Input records
=-=-=

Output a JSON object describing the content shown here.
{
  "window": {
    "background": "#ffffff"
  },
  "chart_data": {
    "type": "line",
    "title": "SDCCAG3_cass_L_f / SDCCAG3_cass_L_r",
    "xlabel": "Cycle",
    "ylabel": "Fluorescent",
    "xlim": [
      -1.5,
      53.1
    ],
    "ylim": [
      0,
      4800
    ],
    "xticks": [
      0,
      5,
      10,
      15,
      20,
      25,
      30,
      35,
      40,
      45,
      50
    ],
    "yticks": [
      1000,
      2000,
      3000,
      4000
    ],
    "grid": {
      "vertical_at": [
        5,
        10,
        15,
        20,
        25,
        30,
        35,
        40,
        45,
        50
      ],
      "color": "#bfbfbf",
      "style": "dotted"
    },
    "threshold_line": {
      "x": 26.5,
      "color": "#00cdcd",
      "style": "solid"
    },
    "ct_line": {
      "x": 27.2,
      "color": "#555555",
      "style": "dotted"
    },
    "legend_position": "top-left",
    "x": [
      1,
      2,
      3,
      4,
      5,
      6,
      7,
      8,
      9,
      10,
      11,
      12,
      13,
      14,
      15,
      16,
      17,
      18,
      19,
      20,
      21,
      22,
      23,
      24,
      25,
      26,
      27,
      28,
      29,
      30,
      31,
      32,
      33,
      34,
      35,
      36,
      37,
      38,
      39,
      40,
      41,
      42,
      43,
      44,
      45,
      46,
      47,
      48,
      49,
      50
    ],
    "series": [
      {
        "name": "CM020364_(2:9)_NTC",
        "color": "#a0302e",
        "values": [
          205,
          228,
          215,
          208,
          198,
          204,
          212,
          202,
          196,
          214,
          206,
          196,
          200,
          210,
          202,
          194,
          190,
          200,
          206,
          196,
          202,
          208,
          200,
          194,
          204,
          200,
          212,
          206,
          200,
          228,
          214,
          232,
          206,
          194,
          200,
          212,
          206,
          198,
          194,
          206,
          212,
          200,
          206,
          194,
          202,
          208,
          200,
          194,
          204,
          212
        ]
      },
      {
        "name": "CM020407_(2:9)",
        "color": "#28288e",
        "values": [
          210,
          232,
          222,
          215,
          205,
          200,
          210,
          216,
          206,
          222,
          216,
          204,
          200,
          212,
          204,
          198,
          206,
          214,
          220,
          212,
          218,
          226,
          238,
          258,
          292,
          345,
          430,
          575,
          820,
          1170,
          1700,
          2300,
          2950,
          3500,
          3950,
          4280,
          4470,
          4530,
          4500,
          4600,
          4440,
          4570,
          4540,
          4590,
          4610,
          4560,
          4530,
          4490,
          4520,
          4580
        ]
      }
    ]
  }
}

=-=-=

From the data above, gather every line that includes the word "color".

Written solution
      "color": "#bfbfbf",
      "color": "#00cdcd",
      "color": "#555555",
        "color": "#a0302e",
        "color": "#28288e",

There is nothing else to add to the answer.